> **Input material**:
# # # # #

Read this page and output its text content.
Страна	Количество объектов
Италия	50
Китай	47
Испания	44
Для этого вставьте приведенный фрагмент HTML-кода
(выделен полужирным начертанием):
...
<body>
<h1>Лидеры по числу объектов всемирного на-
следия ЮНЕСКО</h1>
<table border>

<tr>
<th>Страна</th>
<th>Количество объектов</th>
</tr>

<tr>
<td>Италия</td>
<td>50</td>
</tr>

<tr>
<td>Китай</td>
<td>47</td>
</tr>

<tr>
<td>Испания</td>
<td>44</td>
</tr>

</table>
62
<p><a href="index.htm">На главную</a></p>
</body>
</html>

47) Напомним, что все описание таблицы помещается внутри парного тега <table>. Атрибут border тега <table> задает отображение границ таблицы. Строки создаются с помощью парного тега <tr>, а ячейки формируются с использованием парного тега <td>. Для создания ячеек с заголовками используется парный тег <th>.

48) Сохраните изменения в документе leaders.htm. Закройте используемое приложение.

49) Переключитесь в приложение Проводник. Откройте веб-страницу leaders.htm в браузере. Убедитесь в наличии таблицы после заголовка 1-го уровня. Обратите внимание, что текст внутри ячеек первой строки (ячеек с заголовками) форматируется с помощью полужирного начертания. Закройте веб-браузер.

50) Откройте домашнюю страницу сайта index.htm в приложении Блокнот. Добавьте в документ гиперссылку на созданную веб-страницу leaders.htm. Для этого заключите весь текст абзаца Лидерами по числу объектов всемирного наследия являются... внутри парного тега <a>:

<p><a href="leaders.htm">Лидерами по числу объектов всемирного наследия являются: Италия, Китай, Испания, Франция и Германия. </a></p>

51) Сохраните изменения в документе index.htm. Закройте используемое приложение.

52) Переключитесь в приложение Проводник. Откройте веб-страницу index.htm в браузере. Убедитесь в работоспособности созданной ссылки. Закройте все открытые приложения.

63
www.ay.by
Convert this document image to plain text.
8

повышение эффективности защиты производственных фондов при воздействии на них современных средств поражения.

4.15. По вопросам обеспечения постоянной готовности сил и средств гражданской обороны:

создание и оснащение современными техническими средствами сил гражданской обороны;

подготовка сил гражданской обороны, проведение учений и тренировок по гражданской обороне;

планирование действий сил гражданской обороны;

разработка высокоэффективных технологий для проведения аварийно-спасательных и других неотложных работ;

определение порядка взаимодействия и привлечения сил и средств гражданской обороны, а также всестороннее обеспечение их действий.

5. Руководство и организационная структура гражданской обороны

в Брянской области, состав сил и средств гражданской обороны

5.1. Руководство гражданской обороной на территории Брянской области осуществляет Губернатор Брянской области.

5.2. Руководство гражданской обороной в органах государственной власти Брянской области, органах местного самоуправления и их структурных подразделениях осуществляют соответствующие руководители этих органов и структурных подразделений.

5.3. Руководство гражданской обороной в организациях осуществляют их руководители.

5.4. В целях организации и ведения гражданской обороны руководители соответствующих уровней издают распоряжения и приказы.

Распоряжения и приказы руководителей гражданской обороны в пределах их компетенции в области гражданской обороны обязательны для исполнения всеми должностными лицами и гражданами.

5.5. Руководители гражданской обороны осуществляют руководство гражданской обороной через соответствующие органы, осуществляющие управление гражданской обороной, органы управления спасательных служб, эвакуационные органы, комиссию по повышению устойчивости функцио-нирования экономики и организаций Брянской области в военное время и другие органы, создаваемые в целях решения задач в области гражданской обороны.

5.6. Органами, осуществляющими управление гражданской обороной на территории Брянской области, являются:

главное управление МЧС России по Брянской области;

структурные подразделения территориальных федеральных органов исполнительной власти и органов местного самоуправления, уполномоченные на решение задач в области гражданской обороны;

# # # # #

Say, as a single number and nothing more, how many lines of the entries contain the word "обороны".

> **Exercise solution**: 11